■ Dataset listings of figures ■
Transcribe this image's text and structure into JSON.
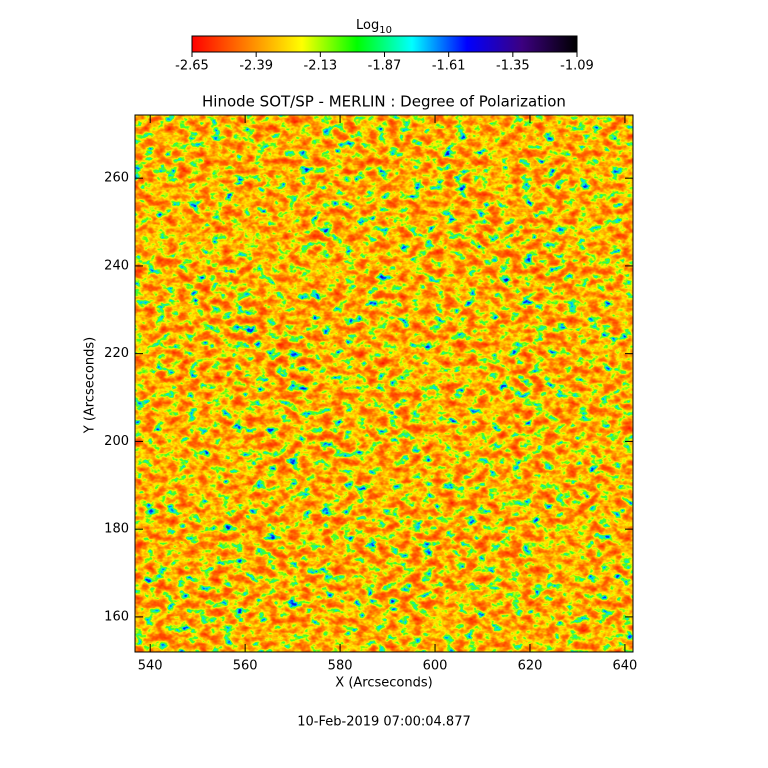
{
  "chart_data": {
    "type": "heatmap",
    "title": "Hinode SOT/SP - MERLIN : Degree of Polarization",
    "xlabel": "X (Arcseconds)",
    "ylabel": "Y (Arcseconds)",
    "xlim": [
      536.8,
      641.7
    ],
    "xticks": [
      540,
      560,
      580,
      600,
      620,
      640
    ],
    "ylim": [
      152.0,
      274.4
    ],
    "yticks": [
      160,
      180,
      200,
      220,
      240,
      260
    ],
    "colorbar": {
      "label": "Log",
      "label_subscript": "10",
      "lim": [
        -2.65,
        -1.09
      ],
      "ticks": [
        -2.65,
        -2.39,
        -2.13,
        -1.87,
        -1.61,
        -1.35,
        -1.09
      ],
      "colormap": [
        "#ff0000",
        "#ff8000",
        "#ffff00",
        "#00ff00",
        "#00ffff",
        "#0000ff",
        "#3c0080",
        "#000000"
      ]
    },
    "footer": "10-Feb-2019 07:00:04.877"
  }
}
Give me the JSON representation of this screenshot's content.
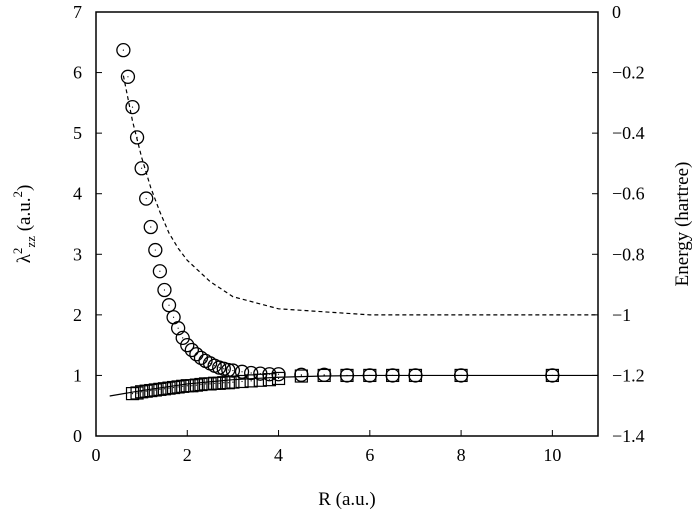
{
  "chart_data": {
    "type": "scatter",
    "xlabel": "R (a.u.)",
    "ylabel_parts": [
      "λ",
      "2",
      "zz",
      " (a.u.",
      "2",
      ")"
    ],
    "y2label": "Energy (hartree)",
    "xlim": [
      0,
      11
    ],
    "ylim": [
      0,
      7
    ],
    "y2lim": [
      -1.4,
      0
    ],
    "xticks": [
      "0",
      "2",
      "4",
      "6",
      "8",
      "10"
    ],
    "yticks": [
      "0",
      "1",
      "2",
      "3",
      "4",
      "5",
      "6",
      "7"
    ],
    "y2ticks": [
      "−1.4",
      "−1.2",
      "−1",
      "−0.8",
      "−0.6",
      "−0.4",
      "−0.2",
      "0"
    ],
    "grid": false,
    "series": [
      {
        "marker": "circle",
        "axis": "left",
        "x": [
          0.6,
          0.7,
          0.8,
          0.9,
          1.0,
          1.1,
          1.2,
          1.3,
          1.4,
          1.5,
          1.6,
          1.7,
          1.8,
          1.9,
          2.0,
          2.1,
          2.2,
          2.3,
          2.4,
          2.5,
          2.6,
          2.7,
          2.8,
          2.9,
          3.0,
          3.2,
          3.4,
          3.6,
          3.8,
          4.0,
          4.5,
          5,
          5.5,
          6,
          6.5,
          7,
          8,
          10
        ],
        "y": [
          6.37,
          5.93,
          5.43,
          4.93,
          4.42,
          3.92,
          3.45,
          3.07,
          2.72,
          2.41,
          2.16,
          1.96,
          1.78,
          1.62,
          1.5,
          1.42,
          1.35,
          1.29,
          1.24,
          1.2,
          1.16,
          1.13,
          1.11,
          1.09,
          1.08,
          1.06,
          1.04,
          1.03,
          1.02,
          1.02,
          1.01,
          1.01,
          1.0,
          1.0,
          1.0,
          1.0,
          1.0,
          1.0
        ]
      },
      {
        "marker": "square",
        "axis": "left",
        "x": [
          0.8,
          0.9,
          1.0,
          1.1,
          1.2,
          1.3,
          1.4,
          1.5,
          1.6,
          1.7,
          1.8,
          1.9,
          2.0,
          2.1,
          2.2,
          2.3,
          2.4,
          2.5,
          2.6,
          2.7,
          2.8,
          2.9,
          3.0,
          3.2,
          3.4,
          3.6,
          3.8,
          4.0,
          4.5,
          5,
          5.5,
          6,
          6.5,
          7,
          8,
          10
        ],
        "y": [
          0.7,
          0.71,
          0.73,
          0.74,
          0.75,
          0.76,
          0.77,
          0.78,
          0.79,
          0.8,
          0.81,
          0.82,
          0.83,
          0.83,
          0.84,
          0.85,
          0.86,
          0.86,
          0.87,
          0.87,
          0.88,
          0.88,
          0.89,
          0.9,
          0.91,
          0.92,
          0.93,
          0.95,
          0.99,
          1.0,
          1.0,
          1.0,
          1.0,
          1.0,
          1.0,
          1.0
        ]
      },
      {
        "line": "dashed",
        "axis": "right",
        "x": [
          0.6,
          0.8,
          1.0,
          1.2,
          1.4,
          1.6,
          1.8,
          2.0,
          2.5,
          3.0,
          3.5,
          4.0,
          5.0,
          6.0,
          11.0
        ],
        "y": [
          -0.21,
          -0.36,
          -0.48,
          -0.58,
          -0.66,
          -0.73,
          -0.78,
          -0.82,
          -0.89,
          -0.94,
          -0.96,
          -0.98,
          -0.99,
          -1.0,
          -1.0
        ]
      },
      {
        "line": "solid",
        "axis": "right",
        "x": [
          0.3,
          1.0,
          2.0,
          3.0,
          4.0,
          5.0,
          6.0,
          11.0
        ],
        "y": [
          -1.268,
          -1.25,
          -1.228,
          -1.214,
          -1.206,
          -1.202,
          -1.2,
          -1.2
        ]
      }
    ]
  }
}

* * *

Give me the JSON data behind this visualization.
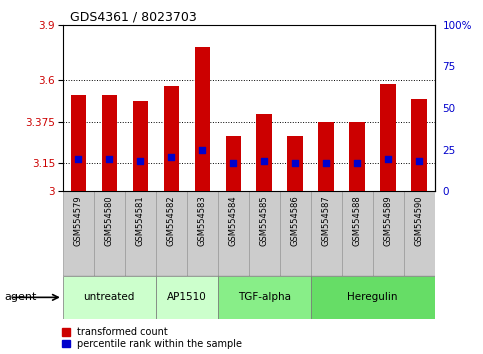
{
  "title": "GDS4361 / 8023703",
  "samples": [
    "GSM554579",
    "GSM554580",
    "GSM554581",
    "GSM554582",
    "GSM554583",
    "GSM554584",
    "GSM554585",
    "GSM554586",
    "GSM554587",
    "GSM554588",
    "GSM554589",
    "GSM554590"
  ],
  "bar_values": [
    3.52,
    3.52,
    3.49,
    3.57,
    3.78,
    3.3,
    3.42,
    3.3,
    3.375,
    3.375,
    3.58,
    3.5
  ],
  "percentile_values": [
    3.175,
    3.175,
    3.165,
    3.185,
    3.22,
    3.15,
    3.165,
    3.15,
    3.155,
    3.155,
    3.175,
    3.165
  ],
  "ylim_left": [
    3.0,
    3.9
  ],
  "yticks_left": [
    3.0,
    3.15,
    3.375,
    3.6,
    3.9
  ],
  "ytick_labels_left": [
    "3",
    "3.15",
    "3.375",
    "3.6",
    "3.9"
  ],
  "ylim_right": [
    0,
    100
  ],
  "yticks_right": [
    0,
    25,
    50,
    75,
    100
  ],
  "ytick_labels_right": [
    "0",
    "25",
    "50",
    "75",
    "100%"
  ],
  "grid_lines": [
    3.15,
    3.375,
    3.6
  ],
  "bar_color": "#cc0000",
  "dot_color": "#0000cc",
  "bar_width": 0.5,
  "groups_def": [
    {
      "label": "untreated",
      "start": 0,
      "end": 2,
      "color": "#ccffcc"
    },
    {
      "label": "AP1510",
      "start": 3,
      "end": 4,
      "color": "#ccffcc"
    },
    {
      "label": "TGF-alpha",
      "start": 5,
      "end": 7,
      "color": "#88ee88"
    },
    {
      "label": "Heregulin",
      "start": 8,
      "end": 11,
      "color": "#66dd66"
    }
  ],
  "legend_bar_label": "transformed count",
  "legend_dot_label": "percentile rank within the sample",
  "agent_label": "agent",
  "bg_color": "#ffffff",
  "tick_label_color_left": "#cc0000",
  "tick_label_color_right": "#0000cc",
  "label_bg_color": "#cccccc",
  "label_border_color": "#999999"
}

■ To do ■
From the listing above, collect every line that mentions the word "this".

■ Written solution ■
Transcribe this image's text and structure into JSON.
Give me the JSON representation of this screenshot's content.
Give me the JSON data behind this visualization.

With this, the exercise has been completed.